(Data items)

------------

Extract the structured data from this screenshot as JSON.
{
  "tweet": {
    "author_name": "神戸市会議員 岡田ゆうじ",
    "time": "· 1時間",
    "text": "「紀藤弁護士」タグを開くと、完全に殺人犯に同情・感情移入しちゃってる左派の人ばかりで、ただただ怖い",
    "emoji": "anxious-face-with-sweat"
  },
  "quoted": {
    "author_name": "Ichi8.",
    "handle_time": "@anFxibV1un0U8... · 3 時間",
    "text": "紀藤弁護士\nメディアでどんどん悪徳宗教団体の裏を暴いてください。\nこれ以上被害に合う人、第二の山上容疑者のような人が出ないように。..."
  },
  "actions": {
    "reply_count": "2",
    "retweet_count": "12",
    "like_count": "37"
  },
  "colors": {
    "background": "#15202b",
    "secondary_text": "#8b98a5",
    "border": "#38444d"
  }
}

------------

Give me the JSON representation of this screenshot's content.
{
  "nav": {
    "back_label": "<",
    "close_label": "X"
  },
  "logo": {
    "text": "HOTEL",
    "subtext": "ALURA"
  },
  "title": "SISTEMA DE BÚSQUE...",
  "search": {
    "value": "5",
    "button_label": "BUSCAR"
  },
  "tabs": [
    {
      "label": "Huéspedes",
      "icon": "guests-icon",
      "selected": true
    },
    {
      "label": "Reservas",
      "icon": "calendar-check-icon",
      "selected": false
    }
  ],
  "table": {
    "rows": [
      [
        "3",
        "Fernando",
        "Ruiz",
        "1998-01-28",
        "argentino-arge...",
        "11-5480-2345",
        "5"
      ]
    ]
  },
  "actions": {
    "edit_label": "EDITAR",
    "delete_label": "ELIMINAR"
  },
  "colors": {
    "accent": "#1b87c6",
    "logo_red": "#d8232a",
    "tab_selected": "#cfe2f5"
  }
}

------------

• [EXERCISE TASK]:
Return, from the data, each line that has the word "icon" in it.

• [SOLVED PROBLEM]:
      "icon": "guests-icon",
      "icon": "calendar-check-icon",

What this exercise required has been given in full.